Aim>
Among the records below, find each line that includes the string "days" and copy it.

Source data>

+ + + +

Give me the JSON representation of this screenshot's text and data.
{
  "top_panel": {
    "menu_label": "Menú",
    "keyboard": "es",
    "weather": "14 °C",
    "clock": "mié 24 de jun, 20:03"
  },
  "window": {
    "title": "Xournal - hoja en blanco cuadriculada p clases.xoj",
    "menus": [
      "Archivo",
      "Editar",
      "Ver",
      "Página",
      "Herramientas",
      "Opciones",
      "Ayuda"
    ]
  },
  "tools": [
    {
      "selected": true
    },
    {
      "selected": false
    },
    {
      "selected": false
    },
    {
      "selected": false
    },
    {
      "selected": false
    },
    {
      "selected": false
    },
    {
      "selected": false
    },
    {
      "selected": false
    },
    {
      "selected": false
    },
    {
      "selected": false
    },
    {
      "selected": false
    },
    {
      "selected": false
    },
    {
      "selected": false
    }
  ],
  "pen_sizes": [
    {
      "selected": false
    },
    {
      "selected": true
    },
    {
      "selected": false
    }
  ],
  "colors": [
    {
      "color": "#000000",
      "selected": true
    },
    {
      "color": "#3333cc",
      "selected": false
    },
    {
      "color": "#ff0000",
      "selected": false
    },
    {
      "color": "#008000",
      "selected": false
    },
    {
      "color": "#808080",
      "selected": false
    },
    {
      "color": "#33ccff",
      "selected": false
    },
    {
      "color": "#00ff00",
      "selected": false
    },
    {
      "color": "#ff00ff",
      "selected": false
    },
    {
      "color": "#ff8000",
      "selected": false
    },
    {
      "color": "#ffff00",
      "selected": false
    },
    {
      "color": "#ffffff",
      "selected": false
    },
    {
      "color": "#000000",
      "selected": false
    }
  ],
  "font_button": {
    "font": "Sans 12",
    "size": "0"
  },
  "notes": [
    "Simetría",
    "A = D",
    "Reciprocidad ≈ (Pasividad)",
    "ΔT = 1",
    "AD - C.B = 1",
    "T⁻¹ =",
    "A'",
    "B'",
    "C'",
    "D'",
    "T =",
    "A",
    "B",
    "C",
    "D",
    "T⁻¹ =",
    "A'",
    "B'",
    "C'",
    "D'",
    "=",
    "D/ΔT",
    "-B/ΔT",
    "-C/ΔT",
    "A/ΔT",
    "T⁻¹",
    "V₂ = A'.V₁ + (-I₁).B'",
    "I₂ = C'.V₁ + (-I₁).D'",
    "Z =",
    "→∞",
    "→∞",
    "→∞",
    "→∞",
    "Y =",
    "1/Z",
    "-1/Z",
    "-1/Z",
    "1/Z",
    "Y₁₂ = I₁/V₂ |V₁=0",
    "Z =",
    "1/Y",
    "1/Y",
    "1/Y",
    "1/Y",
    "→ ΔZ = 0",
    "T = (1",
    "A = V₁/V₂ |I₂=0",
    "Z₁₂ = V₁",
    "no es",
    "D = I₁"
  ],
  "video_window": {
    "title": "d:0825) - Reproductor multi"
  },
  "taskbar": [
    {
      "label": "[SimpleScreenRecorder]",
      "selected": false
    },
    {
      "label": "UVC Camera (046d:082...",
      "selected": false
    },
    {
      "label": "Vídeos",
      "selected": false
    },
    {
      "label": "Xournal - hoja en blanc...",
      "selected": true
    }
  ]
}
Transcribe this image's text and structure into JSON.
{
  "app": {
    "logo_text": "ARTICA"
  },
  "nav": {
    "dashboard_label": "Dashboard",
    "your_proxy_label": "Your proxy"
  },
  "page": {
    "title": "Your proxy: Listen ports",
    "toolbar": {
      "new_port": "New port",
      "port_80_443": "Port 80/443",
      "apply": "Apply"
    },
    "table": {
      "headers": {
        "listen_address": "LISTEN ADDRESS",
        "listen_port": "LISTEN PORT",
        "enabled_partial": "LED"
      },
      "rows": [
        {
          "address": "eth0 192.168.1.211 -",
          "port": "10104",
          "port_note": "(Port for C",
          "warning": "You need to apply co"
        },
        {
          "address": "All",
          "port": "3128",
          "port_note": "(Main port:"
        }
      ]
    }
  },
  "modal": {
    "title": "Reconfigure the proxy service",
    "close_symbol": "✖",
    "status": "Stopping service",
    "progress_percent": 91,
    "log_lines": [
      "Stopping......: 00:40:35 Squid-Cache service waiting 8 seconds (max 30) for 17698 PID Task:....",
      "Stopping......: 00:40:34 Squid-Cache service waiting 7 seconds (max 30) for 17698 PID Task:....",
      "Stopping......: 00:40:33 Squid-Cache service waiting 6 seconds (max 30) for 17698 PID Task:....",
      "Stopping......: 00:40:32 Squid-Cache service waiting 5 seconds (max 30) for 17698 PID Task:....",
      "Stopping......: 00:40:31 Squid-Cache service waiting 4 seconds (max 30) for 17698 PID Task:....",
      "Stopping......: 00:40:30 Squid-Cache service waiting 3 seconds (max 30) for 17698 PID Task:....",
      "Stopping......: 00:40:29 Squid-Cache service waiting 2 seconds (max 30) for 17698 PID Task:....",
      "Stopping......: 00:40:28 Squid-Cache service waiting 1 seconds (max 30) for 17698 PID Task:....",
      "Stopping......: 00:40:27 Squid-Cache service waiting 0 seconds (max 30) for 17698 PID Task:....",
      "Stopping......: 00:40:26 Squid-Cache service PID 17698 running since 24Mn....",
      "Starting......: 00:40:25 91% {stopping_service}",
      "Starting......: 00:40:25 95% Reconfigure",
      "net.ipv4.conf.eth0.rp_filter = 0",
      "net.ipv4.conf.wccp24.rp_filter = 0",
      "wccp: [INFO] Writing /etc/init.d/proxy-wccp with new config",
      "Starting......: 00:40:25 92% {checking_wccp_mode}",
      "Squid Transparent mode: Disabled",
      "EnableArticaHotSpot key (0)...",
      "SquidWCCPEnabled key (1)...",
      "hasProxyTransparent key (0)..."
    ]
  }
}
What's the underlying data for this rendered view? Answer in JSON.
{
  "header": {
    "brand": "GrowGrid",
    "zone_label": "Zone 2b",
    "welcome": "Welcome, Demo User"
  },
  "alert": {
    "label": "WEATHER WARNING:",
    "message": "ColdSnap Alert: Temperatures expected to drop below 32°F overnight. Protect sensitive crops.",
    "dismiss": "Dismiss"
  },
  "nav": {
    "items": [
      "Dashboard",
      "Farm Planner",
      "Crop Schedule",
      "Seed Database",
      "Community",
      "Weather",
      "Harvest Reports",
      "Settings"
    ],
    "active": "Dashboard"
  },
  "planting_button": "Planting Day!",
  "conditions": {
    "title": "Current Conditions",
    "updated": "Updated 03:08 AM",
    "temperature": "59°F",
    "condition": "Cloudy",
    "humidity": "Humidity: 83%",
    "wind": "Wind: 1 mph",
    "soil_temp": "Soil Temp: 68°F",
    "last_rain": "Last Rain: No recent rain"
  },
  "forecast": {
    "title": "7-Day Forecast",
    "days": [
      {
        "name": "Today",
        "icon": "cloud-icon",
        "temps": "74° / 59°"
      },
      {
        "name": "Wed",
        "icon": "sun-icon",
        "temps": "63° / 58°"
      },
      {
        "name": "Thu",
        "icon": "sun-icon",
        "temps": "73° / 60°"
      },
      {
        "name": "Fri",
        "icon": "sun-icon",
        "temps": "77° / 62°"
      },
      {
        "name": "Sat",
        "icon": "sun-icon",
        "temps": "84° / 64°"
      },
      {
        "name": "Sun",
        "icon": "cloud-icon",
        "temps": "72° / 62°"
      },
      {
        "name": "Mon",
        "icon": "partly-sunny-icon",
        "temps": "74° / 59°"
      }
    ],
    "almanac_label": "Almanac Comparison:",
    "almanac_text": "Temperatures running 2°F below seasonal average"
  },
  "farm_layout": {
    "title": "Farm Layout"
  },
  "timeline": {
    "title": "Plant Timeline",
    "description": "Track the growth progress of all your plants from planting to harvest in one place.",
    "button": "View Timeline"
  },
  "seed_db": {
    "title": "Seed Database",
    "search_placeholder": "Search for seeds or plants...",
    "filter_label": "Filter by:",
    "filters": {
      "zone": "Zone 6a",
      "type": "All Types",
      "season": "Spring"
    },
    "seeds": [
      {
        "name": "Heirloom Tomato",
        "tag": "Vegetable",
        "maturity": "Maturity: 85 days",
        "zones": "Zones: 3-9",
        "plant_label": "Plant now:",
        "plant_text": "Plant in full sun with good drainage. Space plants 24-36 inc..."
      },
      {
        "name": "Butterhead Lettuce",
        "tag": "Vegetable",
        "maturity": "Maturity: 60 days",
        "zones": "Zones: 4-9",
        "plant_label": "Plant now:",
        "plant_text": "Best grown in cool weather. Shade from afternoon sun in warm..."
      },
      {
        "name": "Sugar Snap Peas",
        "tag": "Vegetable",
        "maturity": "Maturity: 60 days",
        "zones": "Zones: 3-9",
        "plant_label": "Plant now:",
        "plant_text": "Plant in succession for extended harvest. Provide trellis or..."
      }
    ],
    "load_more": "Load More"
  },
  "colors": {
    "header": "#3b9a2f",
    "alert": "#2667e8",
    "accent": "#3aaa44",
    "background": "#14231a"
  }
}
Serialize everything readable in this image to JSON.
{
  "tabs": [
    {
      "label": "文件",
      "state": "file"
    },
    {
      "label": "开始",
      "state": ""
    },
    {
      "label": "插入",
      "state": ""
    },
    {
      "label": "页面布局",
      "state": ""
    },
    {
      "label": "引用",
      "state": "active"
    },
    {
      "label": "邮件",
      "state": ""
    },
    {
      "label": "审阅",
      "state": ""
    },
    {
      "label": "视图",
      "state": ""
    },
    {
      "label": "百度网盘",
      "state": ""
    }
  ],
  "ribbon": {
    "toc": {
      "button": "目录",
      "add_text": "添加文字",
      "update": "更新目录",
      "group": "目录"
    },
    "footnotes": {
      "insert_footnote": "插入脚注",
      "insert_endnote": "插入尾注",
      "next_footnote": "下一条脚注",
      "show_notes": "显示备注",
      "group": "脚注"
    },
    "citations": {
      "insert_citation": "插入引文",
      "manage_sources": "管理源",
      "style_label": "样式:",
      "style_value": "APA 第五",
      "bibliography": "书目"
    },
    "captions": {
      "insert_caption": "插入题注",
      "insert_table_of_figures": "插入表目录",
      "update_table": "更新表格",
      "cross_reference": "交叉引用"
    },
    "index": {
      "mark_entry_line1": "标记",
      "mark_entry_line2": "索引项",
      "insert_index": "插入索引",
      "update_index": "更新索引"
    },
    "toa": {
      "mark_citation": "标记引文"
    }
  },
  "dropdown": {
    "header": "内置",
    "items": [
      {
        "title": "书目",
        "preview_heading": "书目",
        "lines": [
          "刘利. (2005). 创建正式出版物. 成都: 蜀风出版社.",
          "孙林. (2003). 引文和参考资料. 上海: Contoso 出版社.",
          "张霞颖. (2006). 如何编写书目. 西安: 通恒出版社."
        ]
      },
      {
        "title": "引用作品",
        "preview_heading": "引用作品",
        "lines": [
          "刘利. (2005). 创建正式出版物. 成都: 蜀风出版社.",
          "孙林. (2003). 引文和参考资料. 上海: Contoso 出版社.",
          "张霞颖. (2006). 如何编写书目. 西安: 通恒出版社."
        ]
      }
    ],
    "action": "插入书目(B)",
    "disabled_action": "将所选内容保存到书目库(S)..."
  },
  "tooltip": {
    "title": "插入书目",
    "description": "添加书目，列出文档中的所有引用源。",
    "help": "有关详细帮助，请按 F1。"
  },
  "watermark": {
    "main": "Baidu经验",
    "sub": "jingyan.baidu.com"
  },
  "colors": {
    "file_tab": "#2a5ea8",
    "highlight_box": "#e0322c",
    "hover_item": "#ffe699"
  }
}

+ + + +

Answer for the task>
    "days": [
        "maturity": "Maturity: 85 days",
        "maturity": "Maturity: 60 days",
        "maturity": "Maturity: 60 days",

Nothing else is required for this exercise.